Brief:
Give the total number of lines with the word "JSON" in them, and no other words.

* start Given records *

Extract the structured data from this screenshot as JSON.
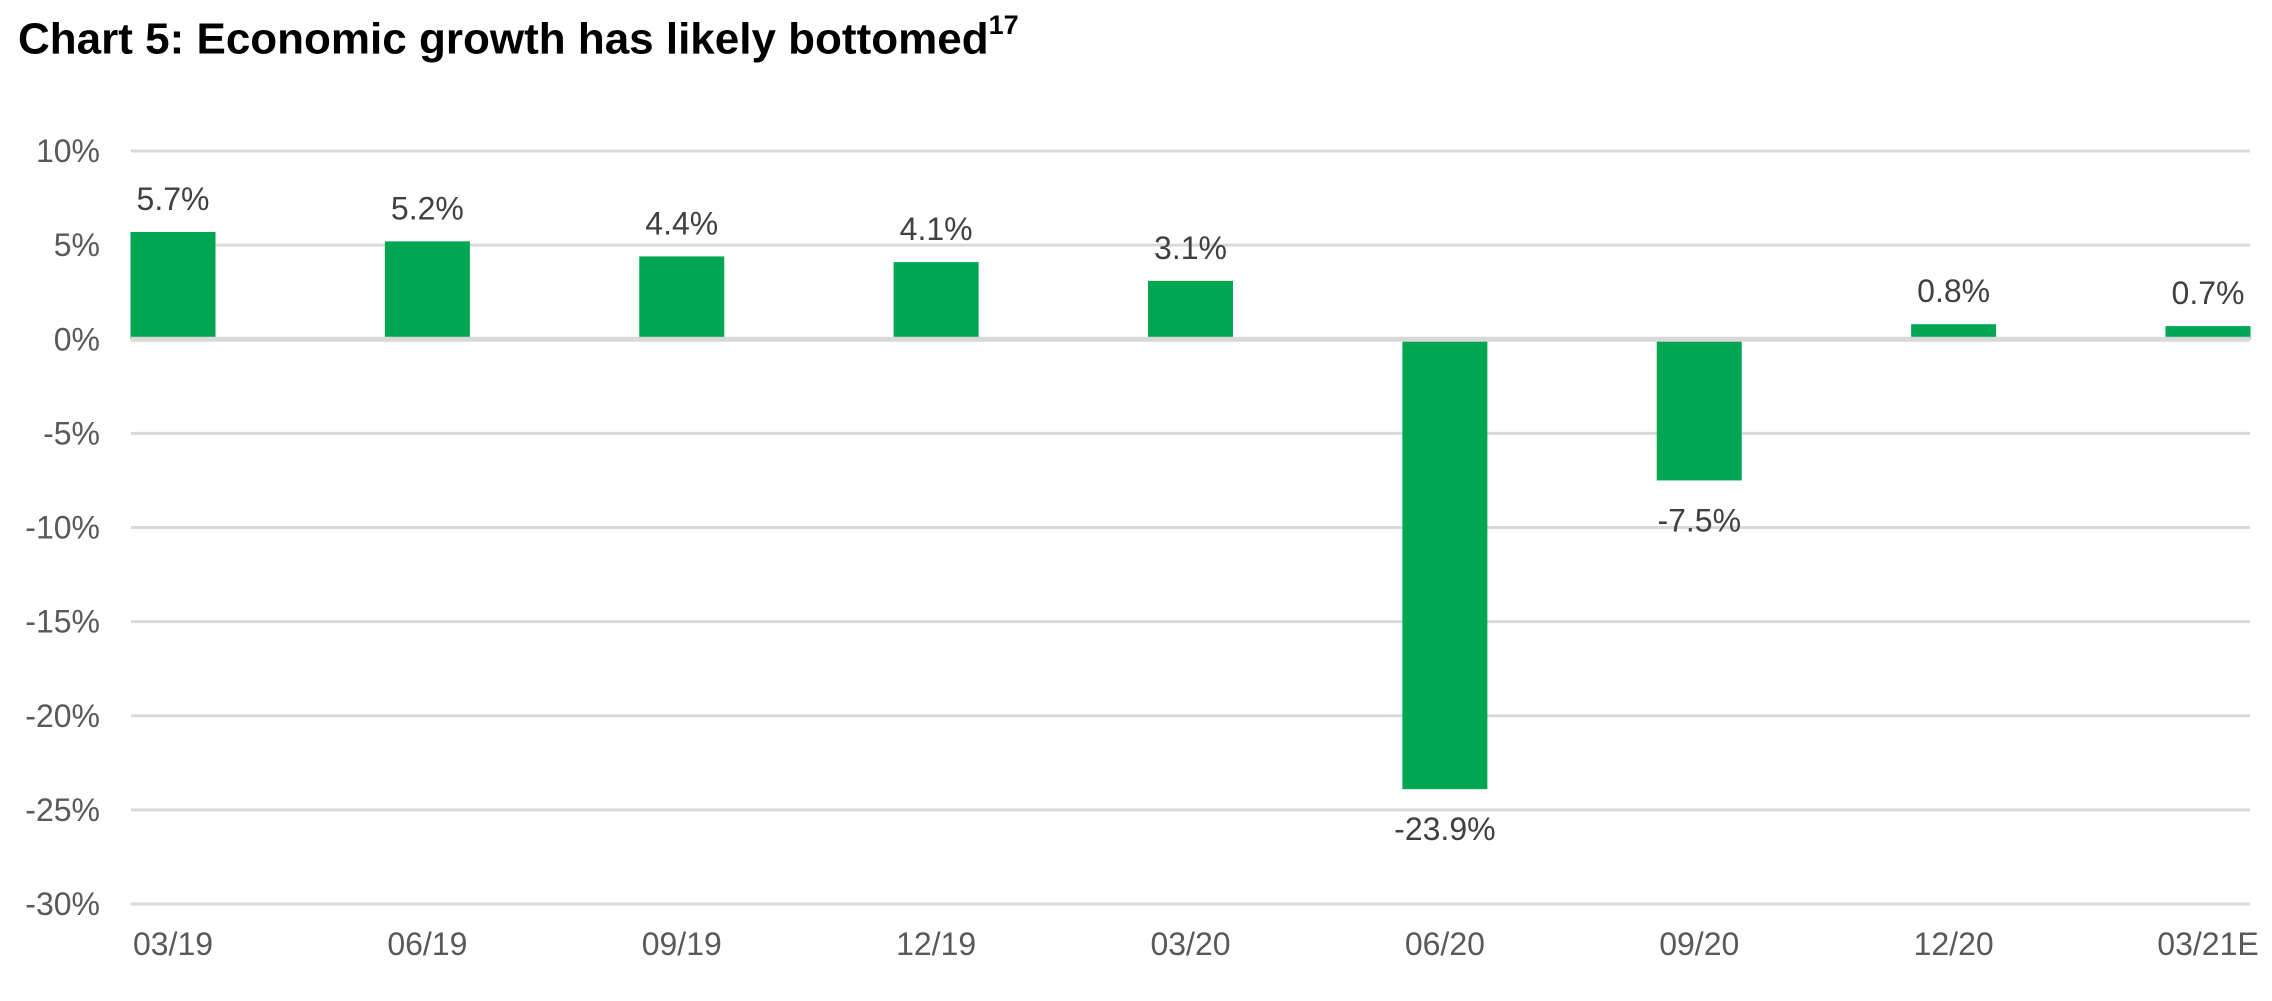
{
  "title": "Chart 5: Economic growth has likely bottomed",
  "title_superscript": "17",
  "chart_data": {
    "type": "bar",
    "categories": [
      "03/19",
      "06/19",
      "09/19",
      "12/19",
      "03/20",
      "06/20",
      "09/20",
      "12/20",
      "03/21E"
    ],
    "values": [
      5.7,
      5.2,
      4.4,
      4.1,
      3.1,
      -23.9,
      -7.5,
      0.8,
      0.7
    ],
    "data_labels": [
      "5.7%",
      "5.2%",
      "4.4%",
      "4.1%",
      "3.1%",
      "-23.9%",
      "-7.5%",
      "0.8%",
      "0.7%"
    ],
    "ylim": [
      -30,
      10
    ],
    "yticks": [
      10,
      5,
      0,
      -5,
      -10,
      -15,
      -20,
      -25,
      -30
    ],
    "ytick_labels": [
      "10%",
      "5%",
      "0%",
      "-5%",
      "-10%",
      "-15%",
      "-20%",
      "-25%",
      "-30%"
    ],
    "xlabel": "",
    "ylabel": "",
    "grid": true,
    "legend": "none",
    "colors": {
      "bar": "#00A651",
      "grid": "#D9D9D9",
      "zero_line": "#D9D9D9",
      "tick_text": "#595959",
      "label_text": "#404040"
    }
  }
}
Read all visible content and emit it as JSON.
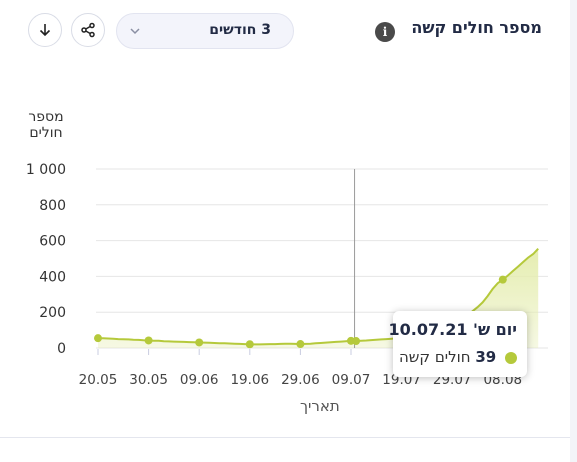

* end Given records *

Correct response:
2